§ Task statement
Check each line for the word "structured" and report how many have it. Give nothing else.

[Entries from a dataset]
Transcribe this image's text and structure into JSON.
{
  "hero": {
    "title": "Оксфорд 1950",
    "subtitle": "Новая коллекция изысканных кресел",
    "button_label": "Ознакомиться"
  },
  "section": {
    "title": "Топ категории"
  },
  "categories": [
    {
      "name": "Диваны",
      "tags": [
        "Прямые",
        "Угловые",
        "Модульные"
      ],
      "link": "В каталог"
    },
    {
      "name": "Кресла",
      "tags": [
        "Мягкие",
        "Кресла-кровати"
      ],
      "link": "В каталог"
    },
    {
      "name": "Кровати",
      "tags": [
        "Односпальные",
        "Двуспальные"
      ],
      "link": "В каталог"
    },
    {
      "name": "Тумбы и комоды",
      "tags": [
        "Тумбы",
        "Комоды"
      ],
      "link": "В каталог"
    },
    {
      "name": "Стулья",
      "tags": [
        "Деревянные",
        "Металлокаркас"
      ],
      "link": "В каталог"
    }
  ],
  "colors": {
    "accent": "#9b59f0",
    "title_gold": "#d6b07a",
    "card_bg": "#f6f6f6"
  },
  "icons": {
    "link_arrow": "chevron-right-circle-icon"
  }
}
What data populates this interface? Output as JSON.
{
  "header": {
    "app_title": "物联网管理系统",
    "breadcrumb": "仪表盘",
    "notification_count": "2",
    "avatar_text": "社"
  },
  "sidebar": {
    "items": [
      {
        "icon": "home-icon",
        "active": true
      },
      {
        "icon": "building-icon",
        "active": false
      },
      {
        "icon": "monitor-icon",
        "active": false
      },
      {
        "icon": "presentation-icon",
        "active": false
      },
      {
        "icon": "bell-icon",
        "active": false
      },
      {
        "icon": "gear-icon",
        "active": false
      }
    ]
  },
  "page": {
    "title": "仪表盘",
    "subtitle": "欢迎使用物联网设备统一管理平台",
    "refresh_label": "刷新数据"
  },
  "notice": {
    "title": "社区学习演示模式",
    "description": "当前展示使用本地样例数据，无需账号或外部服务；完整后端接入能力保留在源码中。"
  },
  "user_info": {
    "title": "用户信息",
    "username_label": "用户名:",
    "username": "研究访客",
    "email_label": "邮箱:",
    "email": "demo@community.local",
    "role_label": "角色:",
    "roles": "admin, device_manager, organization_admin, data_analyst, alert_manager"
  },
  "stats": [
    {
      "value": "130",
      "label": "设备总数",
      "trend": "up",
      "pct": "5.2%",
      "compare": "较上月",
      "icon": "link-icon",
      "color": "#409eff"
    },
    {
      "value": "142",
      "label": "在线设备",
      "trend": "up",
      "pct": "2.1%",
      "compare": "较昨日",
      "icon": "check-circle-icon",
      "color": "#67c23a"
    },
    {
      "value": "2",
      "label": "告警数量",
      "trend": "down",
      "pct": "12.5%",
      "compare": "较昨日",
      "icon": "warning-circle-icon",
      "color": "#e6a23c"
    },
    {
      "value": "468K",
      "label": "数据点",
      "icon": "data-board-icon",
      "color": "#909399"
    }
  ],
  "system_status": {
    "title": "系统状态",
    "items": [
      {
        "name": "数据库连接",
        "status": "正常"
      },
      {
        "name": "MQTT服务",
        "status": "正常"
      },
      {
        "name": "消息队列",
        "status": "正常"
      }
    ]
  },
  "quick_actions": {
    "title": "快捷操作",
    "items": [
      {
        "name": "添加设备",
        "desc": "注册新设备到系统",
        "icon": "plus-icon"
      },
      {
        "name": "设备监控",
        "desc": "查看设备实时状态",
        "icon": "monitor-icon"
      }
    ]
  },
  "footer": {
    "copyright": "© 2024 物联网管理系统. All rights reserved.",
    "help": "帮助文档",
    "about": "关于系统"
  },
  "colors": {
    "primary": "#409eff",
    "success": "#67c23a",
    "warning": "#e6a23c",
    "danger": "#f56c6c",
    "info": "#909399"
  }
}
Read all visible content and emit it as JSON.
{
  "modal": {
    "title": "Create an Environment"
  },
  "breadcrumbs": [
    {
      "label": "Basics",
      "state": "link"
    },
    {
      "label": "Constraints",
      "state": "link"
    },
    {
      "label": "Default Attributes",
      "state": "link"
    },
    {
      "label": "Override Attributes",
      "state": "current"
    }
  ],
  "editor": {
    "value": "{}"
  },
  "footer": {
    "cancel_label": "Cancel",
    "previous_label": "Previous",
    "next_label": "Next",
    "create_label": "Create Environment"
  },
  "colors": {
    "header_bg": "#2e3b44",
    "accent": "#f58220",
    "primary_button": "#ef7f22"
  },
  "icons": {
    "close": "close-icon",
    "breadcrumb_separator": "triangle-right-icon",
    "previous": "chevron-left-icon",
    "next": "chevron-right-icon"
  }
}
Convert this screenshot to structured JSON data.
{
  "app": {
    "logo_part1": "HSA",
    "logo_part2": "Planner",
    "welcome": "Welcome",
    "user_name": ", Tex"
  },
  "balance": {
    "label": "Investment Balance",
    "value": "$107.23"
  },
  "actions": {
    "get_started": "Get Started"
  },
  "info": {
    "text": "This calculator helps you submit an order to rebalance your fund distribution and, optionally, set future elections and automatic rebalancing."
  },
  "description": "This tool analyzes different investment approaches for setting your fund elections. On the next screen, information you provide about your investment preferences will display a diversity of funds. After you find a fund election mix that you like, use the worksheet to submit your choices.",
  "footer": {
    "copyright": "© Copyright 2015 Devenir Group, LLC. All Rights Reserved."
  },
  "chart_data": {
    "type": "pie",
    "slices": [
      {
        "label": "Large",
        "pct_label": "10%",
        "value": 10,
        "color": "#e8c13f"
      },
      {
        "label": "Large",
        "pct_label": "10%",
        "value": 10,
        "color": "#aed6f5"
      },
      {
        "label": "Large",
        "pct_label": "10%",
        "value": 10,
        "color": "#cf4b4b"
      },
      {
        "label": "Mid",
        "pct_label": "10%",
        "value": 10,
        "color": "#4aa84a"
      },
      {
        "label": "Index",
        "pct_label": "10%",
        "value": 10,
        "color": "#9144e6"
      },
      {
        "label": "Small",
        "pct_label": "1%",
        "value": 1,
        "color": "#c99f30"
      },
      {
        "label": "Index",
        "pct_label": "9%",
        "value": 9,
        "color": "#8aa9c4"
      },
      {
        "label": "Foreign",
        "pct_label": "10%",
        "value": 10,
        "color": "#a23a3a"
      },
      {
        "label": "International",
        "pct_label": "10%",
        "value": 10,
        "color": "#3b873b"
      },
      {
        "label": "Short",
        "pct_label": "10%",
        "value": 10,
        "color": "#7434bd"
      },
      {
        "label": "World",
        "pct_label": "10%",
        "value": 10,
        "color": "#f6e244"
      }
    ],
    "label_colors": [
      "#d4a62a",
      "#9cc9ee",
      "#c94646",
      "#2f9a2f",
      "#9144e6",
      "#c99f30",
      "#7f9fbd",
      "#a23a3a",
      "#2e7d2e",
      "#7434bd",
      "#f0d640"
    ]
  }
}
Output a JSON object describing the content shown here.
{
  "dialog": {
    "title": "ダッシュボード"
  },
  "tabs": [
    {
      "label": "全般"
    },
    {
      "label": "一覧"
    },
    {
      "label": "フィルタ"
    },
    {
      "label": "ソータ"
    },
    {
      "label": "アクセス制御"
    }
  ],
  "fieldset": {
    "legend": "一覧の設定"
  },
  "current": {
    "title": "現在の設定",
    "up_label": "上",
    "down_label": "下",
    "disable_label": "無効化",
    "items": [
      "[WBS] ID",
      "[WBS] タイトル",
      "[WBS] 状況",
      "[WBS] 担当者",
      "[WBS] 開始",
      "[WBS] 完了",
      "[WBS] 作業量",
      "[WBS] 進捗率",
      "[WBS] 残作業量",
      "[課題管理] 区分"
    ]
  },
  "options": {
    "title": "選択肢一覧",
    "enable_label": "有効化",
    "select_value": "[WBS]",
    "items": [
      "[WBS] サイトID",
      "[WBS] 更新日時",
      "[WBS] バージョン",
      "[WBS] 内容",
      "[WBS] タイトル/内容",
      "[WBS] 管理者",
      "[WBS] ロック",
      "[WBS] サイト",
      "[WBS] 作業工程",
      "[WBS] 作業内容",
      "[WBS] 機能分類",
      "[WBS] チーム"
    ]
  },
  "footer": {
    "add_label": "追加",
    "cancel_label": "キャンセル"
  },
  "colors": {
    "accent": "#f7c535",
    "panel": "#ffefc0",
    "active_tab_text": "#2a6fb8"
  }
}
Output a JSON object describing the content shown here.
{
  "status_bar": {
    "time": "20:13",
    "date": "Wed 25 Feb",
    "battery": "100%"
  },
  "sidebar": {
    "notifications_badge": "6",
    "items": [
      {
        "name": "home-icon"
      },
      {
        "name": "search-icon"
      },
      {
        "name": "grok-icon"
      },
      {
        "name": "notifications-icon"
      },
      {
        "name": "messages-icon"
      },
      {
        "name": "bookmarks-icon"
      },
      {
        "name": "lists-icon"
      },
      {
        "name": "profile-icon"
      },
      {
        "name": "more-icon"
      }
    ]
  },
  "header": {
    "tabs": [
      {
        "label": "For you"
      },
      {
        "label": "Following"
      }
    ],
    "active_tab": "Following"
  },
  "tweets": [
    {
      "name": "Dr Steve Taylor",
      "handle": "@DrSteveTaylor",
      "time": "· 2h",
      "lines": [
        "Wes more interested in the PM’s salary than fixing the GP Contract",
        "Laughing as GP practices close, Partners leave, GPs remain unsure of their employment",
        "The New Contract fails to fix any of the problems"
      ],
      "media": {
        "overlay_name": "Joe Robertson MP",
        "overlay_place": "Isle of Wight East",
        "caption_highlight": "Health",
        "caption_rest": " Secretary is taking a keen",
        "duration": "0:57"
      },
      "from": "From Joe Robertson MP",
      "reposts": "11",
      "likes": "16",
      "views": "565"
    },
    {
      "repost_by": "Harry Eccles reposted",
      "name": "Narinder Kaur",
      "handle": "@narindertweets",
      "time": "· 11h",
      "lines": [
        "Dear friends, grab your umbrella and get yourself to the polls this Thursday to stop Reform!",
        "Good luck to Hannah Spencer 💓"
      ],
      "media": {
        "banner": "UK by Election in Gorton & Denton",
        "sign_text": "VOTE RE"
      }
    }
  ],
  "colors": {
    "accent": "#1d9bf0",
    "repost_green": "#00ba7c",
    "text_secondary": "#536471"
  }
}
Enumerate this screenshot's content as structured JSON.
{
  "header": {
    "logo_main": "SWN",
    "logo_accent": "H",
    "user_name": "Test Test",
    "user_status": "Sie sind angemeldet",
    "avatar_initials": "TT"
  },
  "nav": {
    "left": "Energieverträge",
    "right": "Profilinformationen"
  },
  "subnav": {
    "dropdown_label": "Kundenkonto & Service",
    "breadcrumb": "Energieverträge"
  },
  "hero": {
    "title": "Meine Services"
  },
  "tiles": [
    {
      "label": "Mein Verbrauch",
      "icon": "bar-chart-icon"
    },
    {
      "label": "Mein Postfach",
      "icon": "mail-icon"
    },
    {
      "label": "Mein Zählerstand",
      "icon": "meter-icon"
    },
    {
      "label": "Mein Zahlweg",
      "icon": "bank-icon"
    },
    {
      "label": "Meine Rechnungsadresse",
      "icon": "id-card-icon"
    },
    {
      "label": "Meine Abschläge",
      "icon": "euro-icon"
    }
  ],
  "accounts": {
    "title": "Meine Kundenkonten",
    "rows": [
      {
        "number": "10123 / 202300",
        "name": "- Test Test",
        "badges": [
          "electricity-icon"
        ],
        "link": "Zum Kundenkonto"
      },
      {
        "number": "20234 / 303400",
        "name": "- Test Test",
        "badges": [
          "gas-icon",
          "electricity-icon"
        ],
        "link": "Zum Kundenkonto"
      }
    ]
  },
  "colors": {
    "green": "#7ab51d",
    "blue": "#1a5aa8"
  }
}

§ Response to the exercise
2